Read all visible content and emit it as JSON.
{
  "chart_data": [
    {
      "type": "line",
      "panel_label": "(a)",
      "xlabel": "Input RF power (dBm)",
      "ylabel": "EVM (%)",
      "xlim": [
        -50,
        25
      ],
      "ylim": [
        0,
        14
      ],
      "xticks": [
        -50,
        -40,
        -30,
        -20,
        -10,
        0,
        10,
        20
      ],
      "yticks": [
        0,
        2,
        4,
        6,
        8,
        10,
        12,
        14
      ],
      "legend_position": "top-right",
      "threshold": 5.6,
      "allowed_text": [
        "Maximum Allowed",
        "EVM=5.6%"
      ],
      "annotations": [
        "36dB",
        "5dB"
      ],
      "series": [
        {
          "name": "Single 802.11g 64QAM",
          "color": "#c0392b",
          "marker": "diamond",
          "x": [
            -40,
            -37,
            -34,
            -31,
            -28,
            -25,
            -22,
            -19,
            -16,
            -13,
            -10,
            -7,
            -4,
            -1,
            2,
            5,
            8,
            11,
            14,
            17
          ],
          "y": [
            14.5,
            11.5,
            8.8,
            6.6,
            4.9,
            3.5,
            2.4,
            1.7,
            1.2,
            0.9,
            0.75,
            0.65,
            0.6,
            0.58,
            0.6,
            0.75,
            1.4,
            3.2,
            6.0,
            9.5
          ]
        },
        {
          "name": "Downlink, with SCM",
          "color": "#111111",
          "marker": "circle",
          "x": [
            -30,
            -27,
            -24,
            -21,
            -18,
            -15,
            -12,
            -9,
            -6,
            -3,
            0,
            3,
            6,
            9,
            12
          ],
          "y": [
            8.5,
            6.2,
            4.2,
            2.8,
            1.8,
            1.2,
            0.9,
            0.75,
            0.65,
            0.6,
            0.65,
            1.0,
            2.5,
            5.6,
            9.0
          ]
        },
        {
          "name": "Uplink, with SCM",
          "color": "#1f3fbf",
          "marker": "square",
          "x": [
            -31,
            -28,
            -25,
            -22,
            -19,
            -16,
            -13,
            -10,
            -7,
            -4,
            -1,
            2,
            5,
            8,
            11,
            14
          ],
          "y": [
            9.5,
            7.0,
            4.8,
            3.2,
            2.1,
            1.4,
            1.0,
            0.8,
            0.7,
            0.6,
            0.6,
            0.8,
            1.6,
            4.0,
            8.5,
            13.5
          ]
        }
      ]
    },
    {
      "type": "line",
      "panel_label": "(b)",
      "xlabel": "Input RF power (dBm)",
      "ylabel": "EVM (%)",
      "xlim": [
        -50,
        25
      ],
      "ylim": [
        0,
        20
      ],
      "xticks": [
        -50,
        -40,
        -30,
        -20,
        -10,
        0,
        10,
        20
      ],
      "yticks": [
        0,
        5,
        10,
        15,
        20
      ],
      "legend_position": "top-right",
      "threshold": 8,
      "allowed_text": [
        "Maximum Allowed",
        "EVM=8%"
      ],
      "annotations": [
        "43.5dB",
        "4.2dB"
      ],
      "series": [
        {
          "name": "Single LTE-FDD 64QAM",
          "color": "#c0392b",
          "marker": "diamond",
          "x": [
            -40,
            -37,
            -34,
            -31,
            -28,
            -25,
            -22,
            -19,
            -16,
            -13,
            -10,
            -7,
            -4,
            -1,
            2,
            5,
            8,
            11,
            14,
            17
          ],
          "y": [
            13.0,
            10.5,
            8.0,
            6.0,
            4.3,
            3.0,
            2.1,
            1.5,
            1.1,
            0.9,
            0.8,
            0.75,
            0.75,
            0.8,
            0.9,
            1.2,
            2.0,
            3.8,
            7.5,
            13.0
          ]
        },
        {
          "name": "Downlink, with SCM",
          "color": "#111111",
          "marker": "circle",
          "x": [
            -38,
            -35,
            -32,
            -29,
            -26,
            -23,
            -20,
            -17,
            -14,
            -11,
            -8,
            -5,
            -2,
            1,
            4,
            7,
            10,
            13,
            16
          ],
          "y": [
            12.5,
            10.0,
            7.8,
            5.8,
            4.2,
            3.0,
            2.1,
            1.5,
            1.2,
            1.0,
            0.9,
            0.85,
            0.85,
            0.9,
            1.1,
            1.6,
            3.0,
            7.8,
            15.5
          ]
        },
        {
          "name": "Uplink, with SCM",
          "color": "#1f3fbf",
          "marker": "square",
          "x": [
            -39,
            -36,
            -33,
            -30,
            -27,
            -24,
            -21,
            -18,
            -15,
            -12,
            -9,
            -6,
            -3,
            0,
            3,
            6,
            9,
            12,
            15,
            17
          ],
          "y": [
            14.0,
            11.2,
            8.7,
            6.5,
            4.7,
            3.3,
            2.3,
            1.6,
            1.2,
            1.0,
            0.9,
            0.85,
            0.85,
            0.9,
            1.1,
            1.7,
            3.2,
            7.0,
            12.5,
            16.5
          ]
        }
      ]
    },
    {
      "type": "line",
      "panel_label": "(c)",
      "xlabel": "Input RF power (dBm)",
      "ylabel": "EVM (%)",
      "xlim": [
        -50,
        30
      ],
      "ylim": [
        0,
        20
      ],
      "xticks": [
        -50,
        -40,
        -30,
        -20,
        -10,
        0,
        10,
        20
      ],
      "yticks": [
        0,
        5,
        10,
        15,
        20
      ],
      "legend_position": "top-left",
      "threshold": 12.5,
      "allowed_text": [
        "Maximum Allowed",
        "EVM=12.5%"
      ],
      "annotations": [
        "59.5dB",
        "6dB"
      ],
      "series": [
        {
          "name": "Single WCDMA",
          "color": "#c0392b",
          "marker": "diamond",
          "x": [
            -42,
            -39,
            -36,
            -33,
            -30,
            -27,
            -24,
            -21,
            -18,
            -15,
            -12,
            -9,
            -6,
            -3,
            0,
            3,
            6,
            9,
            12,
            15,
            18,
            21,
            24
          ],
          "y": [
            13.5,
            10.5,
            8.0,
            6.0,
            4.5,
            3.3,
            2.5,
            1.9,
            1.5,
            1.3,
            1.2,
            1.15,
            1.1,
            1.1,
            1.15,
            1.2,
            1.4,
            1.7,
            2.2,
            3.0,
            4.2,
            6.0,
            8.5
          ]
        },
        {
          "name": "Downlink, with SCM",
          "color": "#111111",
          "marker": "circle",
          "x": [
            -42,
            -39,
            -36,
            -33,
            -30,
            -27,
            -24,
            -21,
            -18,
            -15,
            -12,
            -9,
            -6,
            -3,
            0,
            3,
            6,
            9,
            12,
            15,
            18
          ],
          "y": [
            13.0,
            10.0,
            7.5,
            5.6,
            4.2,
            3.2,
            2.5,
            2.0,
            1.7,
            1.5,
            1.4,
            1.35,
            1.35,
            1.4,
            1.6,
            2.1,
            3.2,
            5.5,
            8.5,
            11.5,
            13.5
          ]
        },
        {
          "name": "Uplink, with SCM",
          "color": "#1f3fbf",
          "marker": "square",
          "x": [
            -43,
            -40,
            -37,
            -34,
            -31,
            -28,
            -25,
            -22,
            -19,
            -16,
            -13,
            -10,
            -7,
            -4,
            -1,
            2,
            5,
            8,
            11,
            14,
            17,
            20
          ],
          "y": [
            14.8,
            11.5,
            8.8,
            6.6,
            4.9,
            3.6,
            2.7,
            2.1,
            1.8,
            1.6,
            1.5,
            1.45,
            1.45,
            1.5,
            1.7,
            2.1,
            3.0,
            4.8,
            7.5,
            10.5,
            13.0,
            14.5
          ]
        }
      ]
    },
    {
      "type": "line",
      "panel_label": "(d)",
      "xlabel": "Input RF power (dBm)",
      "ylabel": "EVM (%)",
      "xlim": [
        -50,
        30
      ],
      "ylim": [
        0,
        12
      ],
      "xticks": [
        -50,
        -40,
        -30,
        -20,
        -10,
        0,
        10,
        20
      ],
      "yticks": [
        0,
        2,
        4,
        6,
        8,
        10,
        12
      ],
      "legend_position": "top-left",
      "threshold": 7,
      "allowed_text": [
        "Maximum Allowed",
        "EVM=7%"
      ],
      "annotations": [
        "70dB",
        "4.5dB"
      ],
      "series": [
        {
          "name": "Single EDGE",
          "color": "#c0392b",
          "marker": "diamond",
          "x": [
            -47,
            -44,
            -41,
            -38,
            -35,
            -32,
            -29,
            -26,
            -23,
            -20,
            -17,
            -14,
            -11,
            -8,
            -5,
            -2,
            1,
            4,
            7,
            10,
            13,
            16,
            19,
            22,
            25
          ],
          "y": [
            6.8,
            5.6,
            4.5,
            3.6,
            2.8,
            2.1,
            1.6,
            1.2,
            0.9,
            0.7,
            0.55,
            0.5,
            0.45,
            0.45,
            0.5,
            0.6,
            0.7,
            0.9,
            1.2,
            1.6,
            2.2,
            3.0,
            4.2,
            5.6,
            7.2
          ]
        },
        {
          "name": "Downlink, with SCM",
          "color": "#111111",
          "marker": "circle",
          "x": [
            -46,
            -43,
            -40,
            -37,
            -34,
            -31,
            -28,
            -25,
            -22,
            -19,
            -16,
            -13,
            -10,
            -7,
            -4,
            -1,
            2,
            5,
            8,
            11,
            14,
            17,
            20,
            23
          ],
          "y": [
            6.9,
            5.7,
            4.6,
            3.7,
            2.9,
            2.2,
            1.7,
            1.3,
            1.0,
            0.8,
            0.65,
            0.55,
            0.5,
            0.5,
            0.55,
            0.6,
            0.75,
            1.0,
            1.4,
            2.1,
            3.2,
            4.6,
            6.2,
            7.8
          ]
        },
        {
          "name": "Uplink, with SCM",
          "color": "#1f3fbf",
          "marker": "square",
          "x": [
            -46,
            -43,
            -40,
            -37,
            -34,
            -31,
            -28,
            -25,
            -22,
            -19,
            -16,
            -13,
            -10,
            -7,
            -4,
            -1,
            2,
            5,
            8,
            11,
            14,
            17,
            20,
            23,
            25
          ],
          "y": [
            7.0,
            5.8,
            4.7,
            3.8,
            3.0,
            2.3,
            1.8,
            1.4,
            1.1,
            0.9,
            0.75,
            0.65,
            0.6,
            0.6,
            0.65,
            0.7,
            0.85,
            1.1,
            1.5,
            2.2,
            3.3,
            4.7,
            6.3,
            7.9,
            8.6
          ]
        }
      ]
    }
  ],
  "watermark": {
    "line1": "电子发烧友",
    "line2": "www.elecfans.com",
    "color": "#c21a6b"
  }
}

+ + + + +

• **What is required**
Pull out all lines in the data above that include "Single".

• **Result for this task**
          "name": "Single 802.11g 64QAM",
          "name": "Single LTE-FDD 64QAM",
          "name": "Single WCDMA",
          "name": "Single EDGE",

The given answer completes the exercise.